Input –

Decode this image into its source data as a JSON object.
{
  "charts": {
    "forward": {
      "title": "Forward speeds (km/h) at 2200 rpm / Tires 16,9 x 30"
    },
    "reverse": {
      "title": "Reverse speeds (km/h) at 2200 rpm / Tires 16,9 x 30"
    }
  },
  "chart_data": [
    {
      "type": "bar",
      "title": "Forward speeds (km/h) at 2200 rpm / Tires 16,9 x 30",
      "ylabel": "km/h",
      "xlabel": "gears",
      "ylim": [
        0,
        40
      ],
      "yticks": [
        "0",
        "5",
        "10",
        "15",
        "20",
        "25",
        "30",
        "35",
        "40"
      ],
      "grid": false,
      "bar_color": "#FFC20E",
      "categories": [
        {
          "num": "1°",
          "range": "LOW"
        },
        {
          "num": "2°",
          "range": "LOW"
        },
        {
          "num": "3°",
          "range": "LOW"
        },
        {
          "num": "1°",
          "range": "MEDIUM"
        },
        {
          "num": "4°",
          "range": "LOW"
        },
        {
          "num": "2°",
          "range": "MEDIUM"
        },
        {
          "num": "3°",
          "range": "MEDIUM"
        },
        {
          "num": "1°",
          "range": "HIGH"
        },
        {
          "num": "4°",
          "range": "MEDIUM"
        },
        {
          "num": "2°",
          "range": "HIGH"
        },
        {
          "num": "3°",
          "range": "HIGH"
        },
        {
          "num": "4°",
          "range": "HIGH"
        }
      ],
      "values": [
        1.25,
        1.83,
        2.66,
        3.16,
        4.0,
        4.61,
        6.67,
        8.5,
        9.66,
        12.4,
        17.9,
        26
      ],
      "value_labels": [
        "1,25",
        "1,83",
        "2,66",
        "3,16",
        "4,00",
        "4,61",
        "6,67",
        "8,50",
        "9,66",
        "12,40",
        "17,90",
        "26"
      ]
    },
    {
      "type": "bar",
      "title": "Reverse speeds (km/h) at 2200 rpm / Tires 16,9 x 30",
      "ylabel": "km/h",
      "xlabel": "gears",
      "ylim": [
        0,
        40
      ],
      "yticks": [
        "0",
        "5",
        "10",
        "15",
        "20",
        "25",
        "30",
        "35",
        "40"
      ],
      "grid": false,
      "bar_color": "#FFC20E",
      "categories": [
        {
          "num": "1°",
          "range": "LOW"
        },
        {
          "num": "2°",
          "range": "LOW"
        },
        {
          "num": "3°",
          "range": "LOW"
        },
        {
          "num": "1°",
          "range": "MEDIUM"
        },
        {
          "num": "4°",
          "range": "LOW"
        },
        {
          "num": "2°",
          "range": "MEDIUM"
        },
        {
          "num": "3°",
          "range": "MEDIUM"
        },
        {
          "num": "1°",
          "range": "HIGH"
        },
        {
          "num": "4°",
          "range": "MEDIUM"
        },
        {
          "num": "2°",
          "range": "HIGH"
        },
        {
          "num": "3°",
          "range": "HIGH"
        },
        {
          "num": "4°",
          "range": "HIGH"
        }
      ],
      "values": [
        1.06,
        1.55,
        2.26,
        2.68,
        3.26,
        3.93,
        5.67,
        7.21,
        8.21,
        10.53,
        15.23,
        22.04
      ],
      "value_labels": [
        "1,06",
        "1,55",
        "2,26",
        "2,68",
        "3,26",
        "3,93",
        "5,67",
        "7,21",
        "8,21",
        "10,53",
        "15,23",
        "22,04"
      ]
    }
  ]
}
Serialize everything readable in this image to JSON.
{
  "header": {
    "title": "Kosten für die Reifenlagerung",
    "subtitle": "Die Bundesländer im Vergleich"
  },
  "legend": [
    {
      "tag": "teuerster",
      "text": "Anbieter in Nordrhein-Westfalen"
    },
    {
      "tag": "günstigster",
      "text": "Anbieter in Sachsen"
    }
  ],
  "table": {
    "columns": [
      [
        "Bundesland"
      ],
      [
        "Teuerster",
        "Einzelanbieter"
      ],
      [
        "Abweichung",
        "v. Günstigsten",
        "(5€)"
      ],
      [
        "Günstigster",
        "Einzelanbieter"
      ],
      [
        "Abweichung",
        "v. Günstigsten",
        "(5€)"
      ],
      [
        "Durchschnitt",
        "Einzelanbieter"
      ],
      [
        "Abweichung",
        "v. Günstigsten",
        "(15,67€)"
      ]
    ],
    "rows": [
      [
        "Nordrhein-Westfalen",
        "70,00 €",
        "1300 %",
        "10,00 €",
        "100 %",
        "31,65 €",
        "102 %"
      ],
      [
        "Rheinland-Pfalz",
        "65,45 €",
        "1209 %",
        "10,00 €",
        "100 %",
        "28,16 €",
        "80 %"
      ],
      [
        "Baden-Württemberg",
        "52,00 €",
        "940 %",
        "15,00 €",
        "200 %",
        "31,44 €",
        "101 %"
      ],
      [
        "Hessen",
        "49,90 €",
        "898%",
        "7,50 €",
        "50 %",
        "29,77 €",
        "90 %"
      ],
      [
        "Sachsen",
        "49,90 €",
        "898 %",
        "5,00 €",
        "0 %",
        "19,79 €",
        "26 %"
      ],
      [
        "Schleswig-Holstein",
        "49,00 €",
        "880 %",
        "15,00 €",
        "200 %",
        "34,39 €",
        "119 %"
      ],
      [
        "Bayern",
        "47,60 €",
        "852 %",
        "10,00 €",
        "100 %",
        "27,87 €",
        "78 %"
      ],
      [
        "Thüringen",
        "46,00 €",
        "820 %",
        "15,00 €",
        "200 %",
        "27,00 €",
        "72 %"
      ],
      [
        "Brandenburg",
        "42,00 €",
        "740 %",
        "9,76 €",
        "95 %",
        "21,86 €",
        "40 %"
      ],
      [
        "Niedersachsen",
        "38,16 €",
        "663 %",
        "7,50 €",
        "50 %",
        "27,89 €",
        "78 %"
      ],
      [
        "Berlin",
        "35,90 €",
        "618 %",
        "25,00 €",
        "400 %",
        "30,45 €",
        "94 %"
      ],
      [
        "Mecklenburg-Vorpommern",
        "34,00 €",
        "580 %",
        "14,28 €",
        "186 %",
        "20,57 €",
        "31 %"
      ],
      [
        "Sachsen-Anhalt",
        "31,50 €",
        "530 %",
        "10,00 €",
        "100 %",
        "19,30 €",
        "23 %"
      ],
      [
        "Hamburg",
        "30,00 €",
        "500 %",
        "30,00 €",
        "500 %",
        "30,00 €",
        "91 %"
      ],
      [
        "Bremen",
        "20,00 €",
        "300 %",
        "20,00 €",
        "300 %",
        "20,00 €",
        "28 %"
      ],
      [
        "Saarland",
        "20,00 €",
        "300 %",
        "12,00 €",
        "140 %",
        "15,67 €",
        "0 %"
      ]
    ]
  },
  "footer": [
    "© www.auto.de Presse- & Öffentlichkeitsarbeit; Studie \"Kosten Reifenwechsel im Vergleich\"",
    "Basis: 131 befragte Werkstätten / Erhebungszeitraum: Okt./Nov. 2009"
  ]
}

Exercise prompt – Quote all of the entries verbatim.

Expected answer –
Decode this image into its source data as a JSON object.
{
  "charts": {
    "forward": {
      "title": "Forward speeds (km/h) at 2200 rpm / Tires 16,9 x 30"
    },
    "reverse": {
      "title": "Reverse speeds (km/h) at 2200 rpm / Tires 16,9 x 30"
    }
  },
  "chart_data": [
    {
      "type": "bar",
      "title": "Forward speeds (km/h) at 2200 rpm / Tires 16,9 x 30",
      "ylabel": "km/h",
      "xlabel": "gears",
      "ylim": [
        0,
        40
      ],
      "yticks": [
        "0",
        "5",
        "10",
        "15",
        "20",
        "25",
        "30",
        "35",
        "40"
      ],
      "grid": false,
      "bar_color": "#FFC20E",
      "categories": [
        {
          "num": "1°",
          "range": "LOW"
        },
        {
          "num": "2°",
          "range": "LOW"
        },
        {
          "num": "3°",
          "range": "LOW"
        },
        {
          "num": "1°",
          "range": "MEDIUM"
        },
        {
          "num": "4°",
          "range": "LOW"
        },
        {
          "num": "2°",
          "range": "MEDIUM"
        },
        {
          "num": "3°",
          "range": "MEDIUM"
        },
        {
          "num": "1°",
          "range": "HIGH"
        },
        {
          "num": "4°",
          "range": "MEDIUM"
        },
        {
          "num": "2°",
          "range": "HIGH"
        },
        {
          "num": "3°",
          "range": "HIGH"
        },
        {
          "num": "4°",
          "range": "HIGH"
        }
      ],
      "values": [
        1.25,
        1.83,
        2.66,
        3.16,
        4.0,
        4.61,
        6.67,
        8.5,
        9.66,
        12.4,
        17.9,
        26
      ],
      "value_labels": [
        "1,25",
        "1,83",
        "2,66",
        "3,16",
        "4,00",
        "4,61",
        "6,67",
        "8,50",
        "9,66",
        "12,40",
        "17,90",
        "26"
      ]
    },
    {
      "type": "bar",
      "title": "Reverse speeds (km/h) at 2200 rpm / Tires 16,9 x 30",
      "ylabel": "km/h",
      "xlabel": "gears",
      "ylim": [
        0,
        40
      ],
      "yticks": [
        "0",
        "5",
        "10",
        "15",
        "20",
        "25",
        "30",
        "35",
        "40"
      ],
      "grid": false,
      "bar_color": "#FFC20E",
      "categories": [
        {
          "num": "1°",
          "range": "LOW"
        },
        {
          "num": "2°",
          "range": "LOW"
        },
        {
          "num": "3°",
          "range": "LOW"
        },
        {
          "num": "1°",
          "range": "MEDIUM"
        },
        {
          "num": "4°",
          "range": "LOW"
        },
        {
          "num": "2°",
          "range": "MEDIUM"
        },
        {
          "num": "3°",
          "range": "MEDIUM"
        },
        {
          "num": "1°",
          "range": "HIGH"
        },
        {
          "num": "4°",
          "range": "MEDIUM"
        },
        {
          "num": "2°",
          "range": "HIGH"
        },
        {
          "num": "3°",
          "range": "HIGH"
        },
        {
          "num": "4°",
          "range": "HIGH"
        }
      ],
      "values": [
        1.06,
        1.55,
        2.26,
        2.68,
        3.26,
        3.93,
        5.67,
        7.21,
        8.21,
        10.53,
        15.23,
        22.04
      ],
      "value_labels": [
        "1,06",
        "1,55",
        "2,26",
        "2,68",
        "3,26",
        "3,93",
        "5,67",
        "7,21",
        "8,21",
        "10,53",
        "15,23",
        "22,04"
      ]
    }
  ]
}
Serialize everything readable in this image to JSON.
{
  "header": {
    "title": "Kosten für die Reifenlagerung",
    "subtitle": "Die Bundesländer im Vergleich"
  },
  "legend": [
    {
      "tag": "teuerster",
      "text": "Anbieter in Nordrhein-Westfalen"
    },
    {
      "tag": "günstigster",
      "text": "Anbieter in Sachsen"
    }
  ],
  "table": {
    "columns": [
      [
        "Bundesland"
      ],
      [
        "Teuerster",
        "Einzelanbieter"
      ],
      [
        "Abweichung",
        "v. Günstigsten",
        "(5€)"
      ],
      [
        "Günstigster",
        "Einzelanbieter"
      ],
      [
        "Abweichung",
        "v. Günstigsten",
        "(5€)"
      ],
      [
        "Durchschnitt",
        "Einzelanbieter"
      ],
      [
        "Abweichung",
        "v. Günstigsten",
        "(15,67€)"
      ]
    ],
    "rows": [
      [
        "Nordrhein-Westfalen",
        "70,00 €",
        "1300 %",
        "10,00 €",
        "100 %",
        "31,65 €",
        "102 %"
      ],
      [
        "Rheinland-Pfalz",
        "65,45 €",
        "1209 %",
        "10,00 €",
        "100 %",
        "28,16 €",
        "80 %"
      ],
      [
        "Baden-Württemberg",
        "52,00 €",
        "940 %",
        "15,00 €",
        "200 %",
        "31,44 €",
        "101 %"
      ],
      [
        "Hessen",
        "49,90 €",
        "898%",
        "7,50 €",
        "50 %",
        "29,77 €",
        "90 %"
      ],
      [
        "Sachsen",
        "49,90 €",
        "898 %",
        "5,00 €",
        "0 %",
        "19,79 €",
        "26 %"
      ],
      [
        "Schleswig-Holstein",
        "49,00 €",
        "880 %",
        "15,00 €",
        "200 %",
        "34,39 €",
        "119 %"
      ],
      [
        "Bayern",
        "47,60 €",
        "852 %",
        "10,00 €",
        "100 %",
        "27,87 €",
        "78 %"
      ],
      [
        "Thüringen",
        "46,00 €",
        "820 %",
        "15,00 €",
        "200 %",
        "27,00 €",
        "72 %"
      ],
      [
        "Brandenburg",
        "42,00 €",
        "740 %",
        "9,76 €",
        "95 %",
        "21,86 €",
        "40 %"
      ],
      [
        "Niedersachsen",
        "38,16 €",
        "663 %",
        "7,50 €",
        "50 %",
        "27,89 €",
        "78 %"
      ],
      [
        "Berlin",
        "35,90 €",
        "618 %",
        "25,00 €",
        "400 %",
        "30,45 €",
        "94 %"
      ],
      [
        "Mecklenburg-Vorpommern",
        "34,00 €",
        "580 %",
        "14,28 €",
        "186 %",
        "20,57 €",
        "31 %"
      ],
      [
        "Sachsen-Anhalt",
        "31,50 €",
        "530 %",
        "10,00 €",
        "100 %",
        "19,30 €",
        "23 %"
      ],
      [
        "Hamburg",
        "30,00 €",
        "500 %",
        "30,00 €",
        "500 %",
        "30,00 €",
        "91 %"
      ],
      [
        "Bremen",
        "20,00 €",
        "300 %",
        "20,00 €",
        "300 %",
        "20,00 €",
        "28 %"
      ],
      [
        "Saarland",
        "20,00 €",
        "300 %",
        "12,00 €",
        "140 %",
        "15,67 €",
        "0 %"
      ]
    ]
  },
  "footer": [
    "© www.auto.de Presse- & Öffentlichkeitsarbeit; Studie \"Kosten Reifenwechsel im Vergleich\"",
    "Basis: 131 befragte Werkstätten / Erhebungszeitraum: Okt./Nov. 2009"
  ]
}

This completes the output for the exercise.